**STATED TASK**
In the listing that follows, count every line with the word "JSON" in it and write only the total.

**AVAILABLE DATA**
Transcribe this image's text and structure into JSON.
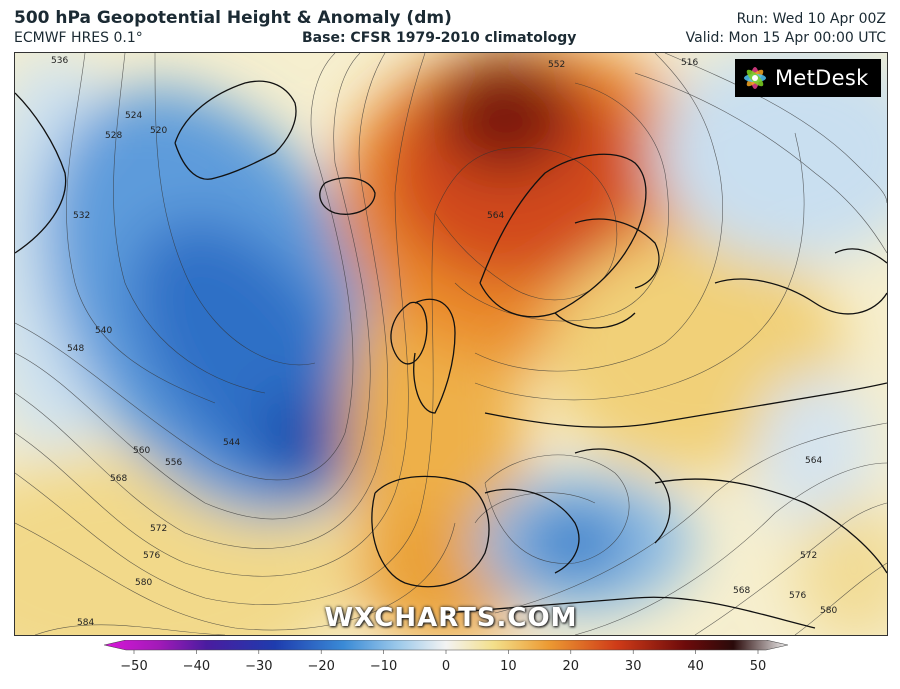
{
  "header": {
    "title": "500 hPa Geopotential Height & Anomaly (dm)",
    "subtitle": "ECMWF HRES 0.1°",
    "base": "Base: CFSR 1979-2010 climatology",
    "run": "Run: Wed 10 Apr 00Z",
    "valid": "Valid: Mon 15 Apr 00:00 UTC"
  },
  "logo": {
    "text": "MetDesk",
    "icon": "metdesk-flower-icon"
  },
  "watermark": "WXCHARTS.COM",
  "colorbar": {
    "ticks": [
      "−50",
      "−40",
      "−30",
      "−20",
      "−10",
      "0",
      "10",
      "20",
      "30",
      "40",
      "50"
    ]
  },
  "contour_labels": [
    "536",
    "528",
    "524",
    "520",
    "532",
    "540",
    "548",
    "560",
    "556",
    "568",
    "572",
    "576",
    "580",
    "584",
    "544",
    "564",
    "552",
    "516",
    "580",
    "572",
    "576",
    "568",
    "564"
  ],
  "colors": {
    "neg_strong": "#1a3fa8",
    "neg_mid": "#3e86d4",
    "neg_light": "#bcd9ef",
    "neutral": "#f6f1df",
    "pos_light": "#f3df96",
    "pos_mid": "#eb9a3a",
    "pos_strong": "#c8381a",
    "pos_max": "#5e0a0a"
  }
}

==

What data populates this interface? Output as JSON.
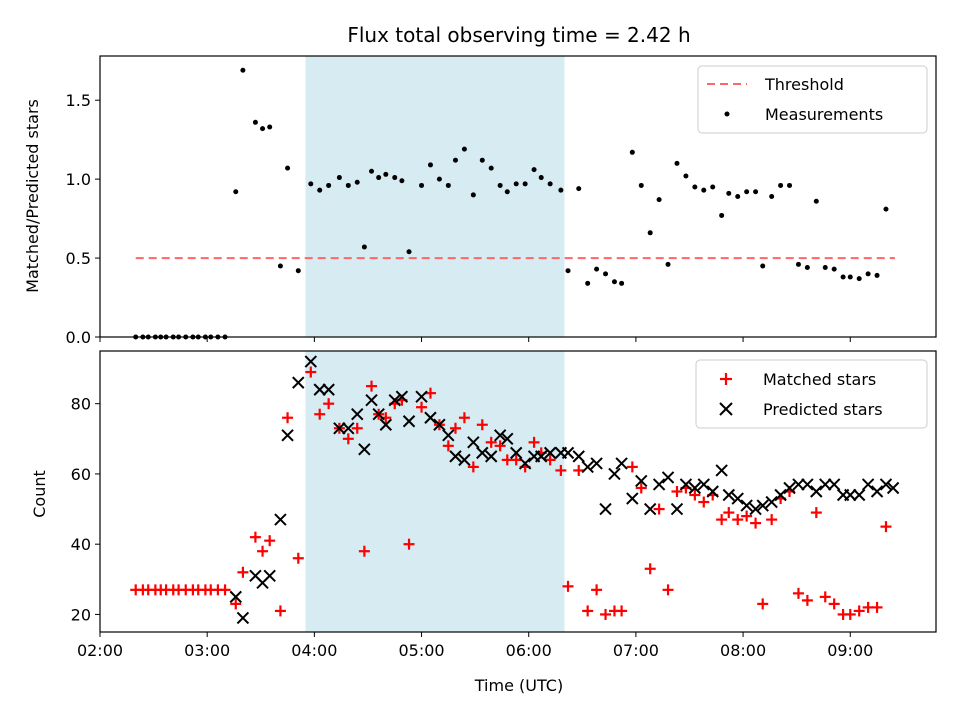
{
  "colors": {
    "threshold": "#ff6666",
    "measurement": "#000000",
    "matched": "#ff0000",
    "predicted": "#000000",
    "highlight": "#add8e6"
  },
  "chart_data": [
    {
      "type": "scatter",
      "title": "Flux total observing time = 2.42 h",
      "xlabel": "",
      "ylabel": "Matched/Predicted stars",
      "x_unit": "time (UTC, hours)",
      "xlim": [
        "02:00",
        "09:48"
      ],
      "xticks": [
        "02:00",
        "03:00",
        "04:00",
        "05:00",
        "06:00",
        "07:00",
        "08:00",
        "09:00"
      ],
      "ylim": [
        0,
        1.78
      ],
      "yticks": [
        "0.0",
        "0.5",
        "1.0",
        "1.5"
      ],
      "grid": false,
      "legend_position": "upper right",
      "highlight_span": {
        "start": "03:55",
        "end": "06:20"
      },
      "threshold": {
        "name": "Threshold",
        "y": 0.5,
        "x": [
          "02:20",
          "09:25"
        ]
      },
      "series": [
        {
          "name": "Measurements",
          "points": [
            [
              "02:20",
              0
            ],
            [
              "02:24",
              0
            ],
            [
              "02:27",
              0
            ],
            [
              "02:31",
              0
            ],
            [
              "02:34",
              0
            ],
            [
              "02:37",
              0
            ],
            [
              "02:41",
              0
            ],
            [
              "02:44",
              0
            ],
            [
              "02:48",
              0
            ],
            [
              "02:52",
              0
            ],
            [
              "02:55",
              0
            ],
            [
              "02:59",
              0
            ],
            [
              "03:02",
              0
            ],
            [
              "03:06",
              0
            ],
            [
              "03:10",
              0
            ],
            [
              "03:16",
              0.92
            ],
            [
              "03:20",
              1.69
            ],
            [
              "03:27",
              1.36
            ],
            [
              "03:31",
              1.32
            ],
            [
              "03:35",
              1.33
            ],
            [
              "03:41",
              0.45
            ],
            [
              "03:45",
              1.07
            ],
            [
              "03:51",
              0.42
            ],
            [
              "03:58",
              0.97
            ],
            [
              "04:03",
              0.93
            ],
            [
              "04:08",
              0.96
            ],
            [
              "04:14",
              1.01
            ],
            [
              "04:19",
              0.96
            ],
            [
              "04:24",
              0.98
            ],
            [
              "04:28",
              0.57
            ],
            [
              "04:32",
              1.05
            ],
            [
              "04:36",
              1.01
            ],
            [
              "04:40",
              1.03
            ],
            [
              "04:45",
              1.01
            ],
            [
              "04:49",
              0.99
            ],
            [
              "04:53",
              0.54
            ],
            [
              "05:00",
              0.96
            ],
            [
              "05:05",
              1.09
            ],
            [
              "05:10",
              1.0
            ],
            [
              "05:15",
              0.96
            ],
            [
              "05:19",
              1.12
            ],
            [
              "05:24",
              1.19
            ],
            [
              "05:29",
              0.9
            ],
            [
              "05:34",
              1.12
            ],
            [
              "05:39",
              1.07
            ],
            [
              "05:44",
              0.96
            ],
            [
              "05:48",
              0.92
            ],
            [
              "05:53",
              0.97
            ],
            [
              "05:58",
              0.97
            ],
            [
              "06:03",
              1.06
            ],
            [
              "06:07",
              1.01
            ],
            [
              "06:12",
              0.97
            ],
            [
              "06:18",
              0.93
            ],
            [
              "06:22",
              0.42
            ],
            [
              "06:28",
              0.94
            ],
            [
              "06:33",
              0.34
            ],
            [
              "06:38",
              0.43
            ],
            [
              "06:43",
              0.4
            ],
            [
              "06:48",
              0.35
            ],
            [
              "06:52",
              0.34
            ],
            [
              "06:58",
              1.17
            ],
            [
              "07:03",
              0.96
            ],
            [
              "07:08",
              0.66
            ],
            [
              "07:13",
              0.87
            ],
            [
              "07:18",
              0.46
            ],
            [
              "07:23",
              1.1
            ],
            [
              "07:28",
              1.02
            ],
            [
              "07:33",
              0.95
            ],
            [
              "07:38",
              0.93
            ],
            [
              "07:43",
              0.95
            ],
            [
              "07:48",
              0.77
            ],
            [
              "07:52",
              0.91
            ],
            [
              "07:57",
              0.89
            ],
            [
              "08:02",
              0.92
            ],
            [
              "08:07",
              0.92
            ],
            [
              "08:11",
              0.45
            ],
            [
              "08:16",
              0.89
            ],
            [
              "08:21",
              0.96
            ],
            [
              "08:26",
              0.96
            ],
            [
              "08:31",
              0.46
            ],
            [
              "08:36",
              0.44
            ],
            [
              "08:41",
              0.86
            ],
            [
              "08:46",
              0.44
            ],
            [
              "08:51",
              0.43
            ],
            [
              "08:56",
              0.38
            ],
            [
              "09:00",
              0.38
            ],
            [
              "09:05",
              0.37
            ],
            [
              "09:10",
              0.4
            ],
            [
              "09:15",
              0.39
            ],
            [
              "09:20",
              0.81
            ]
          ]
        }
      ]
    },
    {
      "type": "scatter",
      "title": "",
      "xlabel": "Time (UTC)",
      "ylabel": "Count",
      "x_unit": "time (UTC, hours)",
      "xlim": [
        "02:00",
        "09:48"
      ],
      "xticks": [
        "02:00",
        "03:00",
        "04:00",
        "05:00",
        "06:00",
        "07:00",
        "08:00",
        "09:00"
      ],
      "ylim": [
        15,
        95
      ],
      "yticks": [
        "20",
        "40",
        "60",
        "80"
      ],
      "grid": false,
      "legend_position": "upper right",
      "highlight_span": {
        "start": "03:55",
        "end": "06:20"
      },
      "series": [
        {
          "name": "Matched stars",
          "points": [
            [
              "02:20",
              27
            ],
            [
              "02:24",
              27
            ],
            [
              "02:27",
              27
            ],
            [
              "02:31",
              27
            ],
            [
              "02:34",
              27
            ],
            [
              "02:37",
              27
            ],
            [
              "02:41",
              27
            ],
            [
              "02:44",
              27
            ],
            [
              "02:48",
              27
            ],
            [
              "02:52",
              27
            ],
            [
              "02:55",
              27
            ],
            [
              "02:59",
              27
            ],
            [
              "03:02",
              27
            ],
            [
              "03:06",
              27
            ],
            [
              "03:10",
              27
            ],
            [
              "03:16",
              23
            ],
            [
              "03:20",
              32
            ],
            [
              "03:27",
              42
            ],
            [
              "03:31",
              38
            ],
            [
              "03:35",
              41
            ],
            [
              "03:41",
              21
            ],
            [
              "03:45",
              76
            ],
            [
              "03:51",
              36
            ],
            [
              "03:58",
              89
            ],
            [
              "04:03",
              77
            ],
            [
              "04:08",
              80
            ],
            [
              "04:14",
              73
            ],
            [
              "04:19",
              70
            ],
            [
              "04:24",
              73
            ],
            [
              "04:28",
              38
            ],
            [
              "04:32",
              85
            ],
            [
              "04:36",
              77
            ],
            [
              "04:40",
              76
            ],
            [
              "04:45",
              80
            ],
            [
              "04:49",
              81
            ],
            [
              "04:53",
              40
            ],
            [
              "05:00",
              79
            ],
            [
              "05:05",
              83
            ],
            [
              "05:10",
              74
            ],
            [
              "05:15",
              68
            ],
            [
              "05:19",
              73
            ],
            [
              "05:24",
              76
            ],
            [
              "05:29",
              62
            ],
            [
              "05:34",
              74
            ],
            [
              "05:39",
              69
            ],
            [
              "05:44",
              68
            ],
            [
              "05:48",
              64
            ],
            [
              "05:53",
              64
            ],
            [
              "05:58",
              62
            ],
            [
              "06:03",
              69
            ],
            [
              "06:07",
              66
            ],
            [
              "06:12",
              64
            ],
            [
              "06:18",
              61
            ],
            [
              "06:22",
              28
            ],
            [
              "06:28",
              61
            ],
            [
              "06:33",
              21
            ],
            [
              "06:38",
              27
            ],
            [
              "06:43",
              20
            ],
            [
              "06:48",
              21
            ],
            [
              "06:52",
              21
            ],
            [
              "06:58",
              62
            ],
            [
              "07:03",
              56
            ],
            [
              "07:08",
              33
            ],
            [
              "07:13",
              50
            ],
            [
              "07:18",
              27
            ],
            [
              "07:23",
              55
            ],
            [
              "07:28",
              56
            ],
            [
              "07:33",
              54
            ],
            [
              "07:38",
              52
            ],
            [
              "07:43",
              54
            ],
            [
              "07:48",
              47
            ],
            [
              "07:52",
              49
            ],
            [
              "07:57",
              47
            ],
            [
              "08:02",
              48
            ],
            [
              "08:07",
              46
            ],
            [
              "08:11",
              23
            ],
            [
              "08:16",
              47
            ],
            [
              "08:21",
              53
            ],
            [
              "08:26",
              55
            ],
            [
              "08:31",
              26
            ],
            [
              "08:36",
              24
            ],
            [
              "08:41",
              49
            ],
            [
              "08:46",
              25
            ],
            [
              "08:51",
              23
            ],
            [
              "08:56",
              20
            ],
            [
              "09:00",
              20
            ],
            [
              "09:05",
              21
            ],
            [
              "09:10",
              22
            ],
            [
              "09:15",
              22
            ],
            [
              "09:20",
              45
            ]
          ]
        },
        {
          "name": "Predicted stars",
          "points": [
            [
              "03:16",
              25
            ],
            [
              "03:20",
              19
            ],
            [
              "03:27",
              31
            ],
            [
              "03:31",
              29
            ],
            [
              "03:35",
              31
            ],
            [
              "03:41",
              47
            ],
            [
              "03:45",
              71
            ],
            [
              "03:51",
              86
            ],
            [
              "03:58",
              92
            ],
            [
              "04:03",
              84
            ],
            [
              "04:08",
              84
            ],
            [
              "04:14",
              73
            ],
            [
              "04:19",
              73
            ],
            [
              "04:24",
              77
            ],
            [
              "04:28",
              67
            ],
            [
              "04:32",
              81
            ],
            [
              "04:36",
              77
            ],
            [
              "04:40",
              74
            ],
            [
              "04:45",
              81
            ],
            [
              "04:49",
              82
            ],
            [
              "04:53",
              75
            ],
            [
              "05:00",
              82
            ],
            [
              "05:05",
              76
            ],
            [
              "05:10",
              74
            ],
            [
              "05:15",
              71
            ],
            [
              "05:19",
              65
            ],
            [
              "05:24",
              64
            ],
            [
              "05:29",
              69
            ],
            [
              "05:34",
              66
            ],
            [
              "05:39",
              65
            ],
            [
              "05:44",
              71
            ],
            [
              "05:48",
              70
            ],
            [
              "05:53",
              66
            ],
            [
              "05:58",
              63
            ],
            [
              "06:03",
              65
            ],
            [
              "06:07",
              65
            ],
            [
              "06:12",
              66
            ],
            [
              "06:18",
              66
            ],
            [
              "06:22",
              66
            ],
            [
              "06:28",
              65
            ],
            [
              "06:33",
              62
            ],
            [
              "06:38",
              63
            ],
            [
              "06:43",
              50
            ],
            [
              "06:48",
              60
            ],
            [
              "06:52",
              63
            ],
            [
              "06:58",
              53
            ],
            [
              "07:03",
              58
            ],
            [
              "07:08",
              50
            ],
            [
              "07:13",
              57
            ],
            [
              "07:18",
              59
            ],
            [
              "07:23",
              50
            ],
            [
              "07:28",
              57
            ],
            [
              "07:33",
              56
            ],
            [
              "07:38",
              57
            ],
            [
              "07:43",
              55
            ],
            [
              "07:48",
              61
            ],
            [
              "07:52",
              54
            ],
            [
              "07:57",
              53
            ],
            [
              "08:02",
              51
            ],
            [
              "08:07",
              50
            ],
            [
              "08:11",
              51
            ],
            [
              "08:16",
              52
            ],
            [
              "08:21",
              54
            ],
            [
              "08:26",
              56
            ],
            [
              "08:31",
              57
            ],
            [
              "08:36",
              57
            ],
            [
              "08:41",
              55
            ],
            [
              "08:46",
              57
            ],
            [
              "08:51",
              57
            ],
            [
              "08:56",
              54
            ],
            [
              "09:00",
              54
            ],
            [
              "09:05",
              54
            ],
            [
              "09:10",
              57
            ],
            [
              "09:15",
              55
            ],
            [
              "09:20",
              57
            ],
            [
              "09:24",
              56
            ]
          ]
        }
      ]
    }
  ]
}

**TASK ANSWER**
2